> **Work required**:
Scan the data beneath this task and copy each line that includes "Холестерол".
====== Records provided ======
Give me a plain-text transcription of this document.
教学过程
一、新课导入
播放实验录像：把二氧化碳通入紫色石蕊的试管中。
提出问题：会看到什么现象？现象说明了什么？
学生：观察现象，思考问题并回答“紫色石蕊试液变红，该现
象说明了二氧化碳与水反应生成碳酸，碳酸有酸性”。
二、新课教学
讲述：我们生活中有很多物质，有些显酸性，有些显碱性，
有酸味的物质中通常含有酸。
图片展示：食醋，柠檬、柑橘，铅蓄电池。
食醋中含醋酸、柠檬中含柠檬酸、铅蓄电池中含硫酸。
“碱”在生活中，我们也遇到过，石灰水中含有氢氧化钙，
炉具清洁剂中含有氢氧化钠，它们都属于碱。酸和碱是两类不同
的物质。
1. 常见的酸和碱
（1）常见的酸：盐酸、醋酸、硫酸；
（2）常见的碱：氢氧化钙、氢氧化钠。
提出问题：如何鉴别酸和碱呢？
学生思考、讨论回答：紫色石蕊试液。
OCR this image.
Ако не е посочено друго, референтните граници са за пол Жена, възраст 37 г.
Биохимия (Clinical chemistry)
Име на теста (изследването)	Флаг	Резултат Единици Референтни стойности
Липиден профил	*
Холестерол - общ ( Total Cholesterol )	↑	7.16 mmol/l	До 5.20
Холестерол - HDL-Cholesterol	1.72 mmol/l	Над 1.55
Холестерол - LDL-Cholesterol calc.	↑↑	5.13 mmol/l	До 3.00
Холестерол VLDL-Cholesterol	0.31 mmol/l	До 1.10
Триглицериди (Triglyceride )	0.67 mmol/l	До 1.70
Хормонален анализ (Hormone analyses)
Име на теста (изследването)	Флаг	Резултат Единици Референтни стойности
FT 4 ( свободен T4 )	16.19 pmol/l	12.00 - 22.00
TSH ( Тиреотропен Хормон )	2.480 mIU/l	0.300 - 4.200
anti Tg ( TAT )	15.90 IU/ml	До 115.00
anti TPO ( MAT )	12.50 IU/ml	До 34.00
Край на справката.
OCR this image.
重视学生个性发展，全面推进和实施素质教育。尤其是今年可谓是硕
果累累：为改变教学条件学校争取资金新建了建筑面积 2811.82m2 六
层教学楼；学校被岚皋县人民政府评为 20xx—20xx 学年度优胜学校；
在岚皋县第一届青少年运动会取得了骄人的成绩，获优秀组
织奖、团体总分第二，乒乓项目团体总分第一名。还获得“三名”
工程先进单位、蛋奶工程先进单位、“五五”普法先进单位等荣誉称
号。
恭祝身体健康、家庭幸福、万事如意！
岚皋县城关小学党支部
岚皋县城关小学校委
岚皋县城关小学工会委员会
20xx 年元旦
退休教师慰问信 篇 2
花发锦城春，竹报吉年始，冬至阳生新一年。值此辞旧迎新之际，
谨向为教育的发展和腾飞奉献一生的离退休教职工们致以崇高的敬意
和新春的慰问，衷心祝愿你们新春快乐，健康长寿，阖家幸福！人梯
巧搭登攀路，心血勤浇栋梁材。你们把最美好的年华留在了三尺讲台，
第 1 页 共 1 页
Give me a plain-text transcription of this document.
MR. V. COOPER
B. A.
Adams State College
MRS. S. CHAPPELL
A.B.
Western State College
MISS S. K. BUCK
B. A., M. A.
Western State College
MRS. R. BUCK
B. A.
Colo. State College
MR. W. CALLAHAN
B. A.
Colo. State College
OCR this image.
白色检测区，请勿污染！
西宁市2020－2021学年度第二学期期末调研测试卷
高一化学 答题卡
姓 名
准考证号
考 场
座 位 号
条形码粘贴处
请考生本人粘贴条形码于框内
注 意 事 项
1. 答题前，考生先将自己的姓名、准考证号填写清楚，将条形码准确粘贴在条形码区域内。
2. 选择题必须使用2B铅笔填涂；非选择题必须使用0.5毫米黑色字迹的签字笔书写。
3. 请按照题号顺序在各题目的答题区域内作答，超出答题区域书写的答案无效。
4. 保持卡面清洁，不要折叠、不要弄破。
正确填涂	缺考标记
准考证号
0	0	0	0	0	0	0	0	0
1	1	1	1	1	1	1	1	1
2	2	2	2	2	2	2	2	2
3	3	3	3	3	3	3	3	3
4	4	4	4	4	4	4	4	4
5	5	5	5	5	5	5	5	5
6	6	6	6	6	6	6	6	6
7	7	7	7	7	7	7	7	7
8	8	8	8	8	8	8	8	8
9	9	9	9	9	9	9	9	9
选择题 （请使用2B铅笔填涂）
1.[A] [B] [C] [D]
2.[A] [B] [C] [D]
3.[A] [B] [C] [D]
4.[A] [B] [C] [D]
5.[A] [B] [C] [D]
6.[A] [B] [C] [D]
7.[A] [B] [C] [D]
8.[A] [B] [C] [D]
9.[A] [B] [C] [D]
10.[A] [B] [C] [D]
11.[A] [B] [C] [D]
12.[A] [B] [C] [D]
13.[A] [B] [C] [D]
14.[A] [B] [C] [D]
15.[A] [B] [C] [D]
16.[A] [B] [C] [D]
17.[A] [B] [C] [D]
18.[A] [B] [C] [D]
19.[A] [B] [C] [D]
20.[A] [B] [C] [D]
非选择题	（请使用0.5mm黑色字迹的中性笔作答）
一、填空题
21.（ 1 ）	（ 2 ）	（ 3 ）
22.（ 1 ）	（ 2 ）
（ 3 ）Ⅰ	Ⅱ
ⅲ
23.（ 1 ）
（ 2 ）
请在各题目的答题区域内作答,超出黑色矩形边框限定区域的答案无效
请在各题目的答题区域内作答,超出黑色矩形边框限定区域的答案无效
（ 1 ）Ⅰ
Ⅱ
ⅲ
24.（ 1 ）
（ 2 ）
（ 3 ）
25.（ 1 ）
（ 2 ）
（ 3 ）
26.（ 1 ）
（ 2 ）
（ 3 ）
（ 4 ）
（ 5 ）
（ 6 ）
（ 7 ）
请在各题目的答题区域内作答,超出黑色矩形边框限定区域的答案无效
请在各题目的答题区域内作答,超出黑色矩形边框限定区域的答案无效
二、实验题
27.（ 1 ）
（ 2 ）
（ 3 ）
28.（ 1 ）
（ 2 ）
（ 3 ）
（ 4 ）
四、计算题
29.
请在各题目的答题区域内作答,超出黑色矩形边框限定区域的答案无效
======
> **Response for this exercise**:
Холестерол - общ ( Total Cholesterol )	↑	7.16 mmol/l	До 5.20
Холестерол - HDL-Cholesterol	1.72 mmol/l	Над 1.55
Холестерол - LDL-Cholesterol calc.	↑↑	5.13 mmol/l	До 3.00
Холестерол VLDL-Cholesterol	0.31 mmol/l	До 1.10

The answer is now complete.